ITEMS:
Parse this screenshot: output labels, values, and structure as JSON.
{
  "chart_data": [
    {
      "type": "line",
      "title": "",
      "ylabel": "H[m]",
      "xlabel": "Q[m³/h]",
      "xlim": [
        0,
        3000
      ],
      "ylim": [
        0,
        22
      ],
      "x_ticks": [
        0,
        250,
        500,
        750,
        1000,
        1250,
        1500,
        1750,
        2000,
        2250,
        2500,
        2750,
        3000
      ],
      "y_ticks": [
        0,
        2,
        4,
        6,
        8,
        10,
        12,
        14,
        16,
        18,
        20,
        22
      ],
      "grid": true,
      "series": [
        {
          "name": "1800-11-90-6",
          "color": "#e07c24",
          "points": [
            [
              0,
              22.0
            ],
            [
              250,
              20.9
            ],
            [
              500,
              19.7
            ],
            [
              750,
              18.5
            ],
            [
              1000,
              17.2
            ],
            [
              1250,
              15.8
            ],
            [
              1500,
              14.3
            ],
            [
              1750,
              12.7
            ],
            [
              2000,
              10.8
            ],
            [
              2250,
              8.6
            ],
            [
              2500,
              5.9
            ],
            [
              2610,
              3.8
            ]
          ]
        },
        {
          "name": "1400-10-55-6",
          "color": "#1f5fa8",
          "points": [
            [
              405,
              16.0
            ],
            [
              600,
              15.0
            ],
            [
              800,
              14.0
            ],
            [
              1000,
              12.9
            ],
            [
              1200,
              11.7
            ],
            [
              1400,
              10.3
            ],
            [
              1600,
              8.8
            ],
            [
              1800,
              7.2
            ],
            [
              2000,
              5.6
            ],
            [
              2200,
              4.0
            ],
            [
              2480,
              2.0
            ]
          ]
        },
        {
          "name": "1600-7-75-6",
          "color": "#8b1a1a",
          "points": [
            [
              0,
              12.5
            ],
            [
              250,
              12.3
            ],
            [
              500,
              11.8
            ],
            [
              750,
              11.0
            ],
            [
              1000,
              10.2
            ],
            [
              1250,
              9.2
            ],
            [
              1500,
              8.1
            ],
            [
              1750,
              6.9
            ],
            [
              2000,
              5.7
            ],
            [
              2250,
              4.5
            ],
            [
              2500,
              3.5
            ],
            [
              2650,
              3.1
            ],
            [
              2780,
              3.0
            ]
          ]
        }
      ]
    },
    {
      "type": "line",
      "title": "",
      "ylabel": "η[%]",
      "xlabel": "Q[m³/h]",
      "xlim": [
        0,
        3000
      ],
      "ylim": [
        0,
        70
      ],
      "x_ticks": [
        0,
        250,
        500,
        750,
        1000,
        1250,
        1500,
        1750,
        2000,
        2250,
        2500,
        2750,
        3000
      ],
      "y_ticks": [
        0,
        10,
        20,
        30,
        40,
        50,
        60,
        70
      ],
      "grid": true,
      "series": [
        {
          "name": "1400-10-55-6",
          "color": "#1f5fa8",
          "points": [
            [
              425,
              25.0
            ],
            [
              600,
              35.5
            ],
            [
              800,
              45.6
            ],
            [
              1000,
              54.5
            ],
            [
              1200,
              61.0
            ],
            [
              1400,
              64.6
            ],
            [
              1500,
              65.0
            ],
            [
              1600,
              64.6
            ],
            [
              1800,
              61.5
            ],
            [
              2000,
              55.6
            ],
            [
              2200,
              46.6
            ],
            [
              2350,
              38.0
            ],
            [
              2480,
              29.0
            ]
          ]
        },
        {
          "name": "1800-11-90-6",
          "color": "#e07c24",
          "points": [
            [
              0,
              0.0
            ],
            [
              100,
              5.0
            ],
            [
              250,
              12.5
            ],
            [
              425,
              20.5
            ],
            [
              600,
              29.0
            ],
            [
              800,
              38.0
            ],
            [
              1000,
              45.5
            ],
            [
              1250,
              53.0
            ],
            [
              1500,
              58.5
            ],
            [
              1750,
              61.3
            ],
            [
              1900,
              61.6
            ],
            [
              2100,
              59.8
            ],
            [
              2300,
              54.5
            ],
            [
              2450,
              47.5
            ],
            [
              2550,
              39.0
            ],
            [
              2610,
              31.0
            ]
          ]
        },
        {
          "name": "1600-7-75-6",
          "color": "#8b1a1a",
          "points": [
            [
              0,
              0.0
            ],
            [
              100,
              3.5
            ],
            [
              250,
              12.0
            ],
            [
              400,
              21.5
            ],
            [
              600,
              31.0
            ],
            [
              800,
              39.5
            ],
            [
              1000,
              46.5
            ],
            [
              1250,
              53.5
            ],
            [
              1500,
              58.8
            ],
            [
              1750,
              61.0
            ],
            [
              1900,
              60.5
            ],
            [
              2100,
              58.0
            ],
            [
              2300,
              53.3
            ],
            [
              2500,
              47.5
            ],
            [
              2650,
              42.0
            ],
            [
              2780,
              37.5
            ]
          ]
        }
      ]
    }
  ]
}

EXERCISE DETAILS: Repeat the listing above without any change.

SOLUTION TO THIS PROBLEM:
Parse this screenshot: output labels, values, and structure as JSON.
{
  "chart_data": [
    {
      "type": "line",
      "title": "",
      "ylabel": "H[m]",
      "xlabel": "Q[m³/h]",
      "xlim": [
        0,
        3000
      ],
      "ylim": [
        0,
        22
      ],
      "x_ticks": [
        0,
        250,
        500,
        750,
        1000,
        1250,
        1500,
        1750,
        2000,
        2250,
        2500,
        2750,
        3000
      ],
      "y_ticks": [
        0,
        2,
        4,
        6,
        8,
        10,
        12,
        14,
        16,
        18,
        20,
        22
      ],
      "grid": true,
      "series": [
        {
          "name": "1800-11-90-6",
          "color": "#e07c24",
          "points": [
            [
              0,
              22.0
            ],
            [
              250,
              20.9
            ],
            [
              500,
              19.7
            ],
            [
              750,
              18.5
            ],
            [
              1000,
              17.2
            ],
            [
              1250,
              15.8
            ],
            [
              1500,
              14.3
            ],
            [
              1750,
              12.7
            ],
            [
              2000,
              10.8
            ],
            [
              2250,
              8.6
            ],
            [
              2500,
              5.9
            ],
            [
              2610,
              3.8
            ]
          ]
        },
        {
          "name": "1400-10-55-6",
          "color": "#1f5fa8",
          "points": [
            [
              405,
              16.0
            ],
            [
              600,
              15.0
            ],
            [
              800,
              14.0
            ],
            [
              1000,
              12.9
            ],
            [
              1200,
              11.7
            ],
            [
              1400,
              10.3
            ],
            [
              1600,
              8.8
            ],
            [
              1800,
              7.2
            ],
            [
              2000,
              5.6
            ],
            [
              2200,
              4.0
            ],
            [
              2480,
              2.0
            ]
          ]
        },
        {
          "name": "1600-7-75-6",
          "color": "#8b1a1a",
          "points": [
            [
              0,
              12.5
            ],
            [
              250,
              12.3
            ],
            [
              500,
              11.8
            ],
            [
              750,
              11.0
            ],
            [
              1000,
              10.2
            ],
            [
              1250,
              9.2
            ],
            [
              1500,
              8.1
            ],
            [
              1750,
              6.9
            ],
            [
              2000,
              5.7
            ],
            [
              2250,
              4.5
            ],
            [
              2500,
              3.5
            ],
            [
              2650,
              3.1
            ],
            [
              2780,
              3.0
            ]
          ]
        }
      ]
    },
    {
      "type": "line",
      "title": "",
      "ylabel": "η[%]",
      "xlabel": "Q[m³/h]",
      "xlim": [
        0,
        3000
      ],
      "ylim": [
        0,
        70
      ],
      "x_ticks": [
        0,
        250,
        500,
        750,
        1000,
        1250,
        1500,
        1750,
        2000,
        2250,
        2500,
        2750,
        3000
      ],
      "y_ticks": [
        0,
        10,
        20,
        30,
        40,
        50,
        60,
        70
      ],
      "grid": true,
      "series": [
        {
          "name": "1400-10-55-6",
          "color": "#1f5fa8",
          "points": [
            [
              425,
              25.0
            ],
            [
              600,
              35.5
            ],
            [
              800,
              45.6
            ],
            [
              1000,
              54.5
            ],
            [
              1200,
              61.0
            ],
            [
              1400,
              64.6
            ],
            [
              1500,
              65.0
            ],
            [
              1600,
              64.6
            ],
            [
              1800,
              61.5
            ],
            [
              2000,
              55.6
            ],
            [
              2200,
              46.6
            ],
            [
              2350,
              38.0
            ],
            [
              2480,
              29.0
            ]
          ]
        },
        {
          "name": "1800-11-90-6",
          "color": "#e07c24",
          "points": [
            [
              0,
              0.0
            ],
            [
              100,
              5.0
            ],
            [
              250,
              12.5
            ],
            [
              425,
              20.5
            ],
            [
              600,
              29.0
            ],
            [
              800,
              38.0
            ],
            [
              1000,
              45.5
            ],
            [
              1250,
              53.0
            ],
            [
              1500,
              58.5
            ],
            [
              1750,
              61.3
            ],
            [
              1900,
              61.6
            ],
            [
              2100,
              59.8
            ],
            [
              2300,
              54.5
            ],
            [
              2450,
              47.5
            ],
            [
              2550,
              39.0
            ],
            [
              2610,
              31.0
            ]
          ]
        },
        {
          "name": "1600-7-75-6",
          "color": "#8b1a1a",
          "points": [
            [
              0,
              0.0
            ],
            [
              100,
              3.5
            ],
            [
              250,
              12.0
            ],
            [
              400,
              21.5
            ],
            [
              600,
              31.0
            ],
            [
              800,
              39.5
            ],
            [
              1000,
              46.5
            ],
            [
              1250,
              53.5
            ],
            [
              1500,
              58.8
            ],
            [
              1750,
              61.0
            ],
            [
              1900,
              60.5
            ],
            [
              2100,
              58.0
            ],
            [
              2300,
              53.3
            ],
            [
              2500,
              47.5
            ],
            [
              2650,
              42.0
            ],
            [
              2780,
              37.5
            ]
          ]
        }
      ]
    }
  ]
}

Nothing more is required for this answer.